* WHAT TO DO *
Return the lines where the word "уровень" occurs.

A run of records
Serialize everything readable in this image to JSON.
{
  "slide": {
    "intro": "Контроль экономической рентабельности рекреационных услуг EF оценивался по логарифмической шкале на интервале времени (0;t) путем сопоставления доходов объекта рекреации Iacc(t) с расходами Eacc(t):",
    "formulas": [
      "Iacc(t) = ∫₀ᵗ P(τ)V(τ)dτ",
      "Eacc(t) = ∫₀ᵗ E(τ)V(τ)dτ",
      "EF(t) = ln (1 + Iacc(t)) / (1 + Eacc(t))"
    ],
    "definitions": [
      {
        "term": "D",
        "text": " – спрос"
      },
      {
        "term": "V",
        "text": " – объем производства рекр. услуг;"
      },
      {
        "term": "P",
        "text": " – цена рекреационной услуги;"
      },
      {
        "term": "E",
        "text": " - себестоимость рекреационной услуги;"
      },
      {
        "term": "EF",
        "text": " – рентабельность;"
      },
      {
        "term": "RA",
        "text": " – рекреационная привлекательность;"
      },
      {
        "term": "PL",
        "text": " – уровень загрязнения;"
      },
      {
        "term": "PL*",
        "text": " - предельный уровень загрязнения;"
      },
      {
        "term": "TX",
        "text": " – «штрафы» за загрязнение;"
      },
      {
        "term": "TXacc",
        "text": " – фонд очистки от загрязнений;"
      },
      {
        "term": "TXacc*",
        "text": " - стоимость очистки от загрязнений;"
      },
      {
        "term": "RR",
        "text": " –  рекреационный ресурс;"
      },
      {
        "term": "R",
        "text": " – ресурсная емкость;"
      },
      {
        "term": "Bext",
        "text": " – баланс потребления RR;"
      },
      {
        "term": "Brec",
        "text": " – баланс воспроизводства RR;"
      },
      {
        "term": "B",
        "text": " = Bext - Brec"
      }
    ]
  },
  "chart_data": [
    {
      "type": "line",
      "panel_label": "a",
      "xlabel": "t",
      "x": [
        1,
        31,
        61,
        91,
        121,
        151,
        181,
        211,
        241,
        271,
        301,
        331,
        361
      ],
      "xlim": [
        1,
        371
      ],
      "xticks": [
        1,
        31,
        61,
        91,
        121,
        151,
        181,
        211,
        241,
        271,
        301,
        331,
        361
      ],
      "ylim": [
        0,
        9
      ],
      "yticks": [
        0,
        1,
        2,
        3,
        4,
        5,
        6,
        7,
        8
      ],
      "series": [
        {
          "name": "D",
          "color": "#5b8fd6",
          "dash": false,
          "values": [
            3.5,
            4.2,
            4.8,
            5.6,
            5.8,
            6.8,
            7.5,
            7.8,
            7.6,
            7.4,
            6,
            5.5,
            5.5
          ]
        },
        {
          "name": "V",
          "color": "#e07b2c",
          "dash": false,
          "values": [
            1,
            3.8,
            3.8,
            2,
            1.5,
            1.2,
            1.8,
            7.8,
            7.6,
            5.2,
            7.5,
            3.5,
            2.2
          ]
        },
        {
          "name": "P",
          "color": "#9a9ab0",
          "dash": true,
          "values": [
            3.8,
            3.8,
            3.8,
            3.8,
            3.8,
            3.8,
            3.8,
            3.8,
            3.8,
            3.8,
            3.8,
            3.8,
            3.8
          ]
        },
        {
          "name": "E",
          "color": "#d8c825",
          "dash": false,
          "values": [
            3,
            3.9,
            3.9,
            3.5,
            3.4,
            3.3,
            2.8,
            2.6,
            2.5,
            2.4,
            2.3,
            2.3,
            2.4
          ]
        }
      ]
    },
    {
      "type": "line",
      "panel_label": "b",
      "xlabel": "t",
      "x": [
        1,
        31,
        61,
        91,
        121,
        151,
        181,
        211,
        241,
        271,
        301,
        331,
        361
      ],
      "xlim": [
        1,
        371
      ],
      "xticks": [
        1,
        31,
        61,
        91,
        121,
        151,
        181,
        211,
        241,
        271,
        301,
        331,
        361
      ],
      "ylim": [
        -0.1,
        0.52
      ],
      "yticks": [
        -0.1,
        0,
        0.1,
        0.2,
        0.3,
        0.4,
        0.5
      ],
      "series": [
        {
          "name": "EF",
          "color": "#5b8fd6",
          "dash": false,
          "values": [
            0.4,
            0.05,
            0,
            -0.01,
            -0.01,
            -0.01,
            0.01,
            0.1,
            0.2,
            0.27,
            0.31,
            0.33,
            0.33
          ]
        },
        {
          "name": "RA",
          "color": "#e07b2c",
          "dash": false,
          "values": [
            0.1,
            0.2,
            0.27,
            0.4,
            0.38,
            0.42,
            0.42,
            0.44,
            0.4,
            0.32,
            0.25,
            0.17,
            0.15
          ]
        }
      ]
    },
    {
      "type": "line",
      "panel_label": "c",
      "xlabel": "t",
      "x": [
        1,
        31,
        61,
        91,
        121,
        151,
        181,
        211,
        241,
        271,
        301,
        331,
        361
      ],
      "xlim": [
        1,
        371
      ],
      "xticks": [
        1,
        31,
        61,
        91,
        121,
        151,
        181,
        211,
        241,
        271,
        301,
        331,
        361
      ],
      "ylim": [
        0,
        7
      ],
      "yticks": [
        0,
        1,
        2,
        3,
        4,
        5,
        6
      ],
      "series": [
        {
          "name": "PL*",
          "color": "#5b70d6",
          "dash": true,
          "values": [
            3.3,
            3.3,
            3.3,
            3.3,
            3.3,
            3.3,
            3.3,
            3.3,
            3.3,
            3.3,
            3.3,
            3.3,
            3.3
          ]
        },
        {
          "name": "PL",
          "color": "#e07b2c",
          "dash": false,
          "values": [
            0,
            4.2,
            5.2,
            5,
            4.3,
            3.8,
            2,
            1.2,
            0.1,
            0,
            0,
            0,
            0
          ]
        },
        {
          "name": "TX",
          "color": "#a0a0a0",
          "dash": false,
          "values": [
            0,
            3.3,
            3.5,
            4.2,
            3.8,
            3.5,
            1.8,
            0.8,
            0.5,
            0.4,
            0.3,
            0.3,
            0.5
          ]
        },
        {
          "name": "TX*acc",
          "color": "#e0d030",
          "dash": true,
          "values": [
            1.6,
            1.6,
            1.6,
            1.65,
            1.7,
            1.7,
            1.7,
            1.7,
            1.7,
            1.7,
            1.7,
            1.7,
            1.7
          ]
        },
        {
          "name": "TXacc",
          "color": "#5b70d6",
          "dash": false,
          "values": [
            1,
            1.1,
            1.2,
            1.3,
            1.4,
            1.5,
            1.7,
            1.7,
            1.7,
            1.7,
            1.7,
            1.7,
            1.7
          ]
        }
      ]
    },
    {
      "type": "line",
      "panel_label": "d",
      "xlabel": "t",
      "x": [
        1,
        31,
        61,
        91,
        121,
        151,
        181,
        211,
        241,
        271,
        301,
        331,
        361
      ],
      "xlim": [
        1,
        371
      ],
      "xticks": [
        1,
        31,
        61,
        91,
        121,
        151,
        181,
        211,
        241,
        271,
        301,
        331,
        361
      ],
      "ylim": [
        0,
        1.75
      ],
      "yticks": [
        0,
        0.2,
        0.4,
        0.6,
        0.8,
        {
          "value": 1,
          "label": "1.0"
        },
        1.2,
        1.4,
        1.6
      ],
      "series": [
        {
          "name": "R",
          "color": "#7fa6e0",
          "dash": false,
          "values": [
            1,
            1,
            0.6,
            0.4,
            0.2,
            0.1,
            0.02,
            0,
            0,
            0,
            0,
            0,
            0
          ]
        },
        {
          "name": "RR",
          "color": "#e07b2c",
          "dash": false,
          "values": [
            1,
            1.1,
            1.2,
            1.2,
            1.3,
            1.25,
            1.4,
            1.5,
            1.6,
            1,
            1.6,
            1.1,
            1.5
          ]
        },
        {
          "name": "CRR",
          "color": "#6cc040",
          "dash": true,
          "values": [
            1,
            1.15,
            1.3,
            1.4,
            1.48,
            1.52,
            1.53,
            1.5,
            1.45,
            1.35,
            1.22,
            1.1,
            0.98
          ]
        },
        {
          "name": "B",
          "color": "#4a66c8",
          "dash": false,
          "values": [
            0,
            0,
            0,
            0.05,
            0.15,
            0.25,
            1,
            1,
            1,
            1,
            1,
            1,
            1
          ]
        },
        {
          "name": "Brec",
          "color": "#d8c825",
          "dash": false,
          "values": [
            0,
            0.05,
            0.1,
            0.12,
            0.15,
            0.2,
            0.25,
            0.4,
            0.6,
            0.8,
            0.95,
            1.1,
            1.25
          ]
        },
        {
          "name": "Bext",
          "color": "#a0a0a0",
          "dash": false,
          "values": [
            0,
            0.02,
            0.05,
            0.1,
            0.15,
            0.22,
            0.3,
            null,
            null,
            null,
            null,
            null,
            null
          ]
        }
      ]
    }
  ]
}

* EXERCISE SOLUTION *
        "text": " – уровень загрязнения;"
        "text": " - предельный уровень загрязнения;"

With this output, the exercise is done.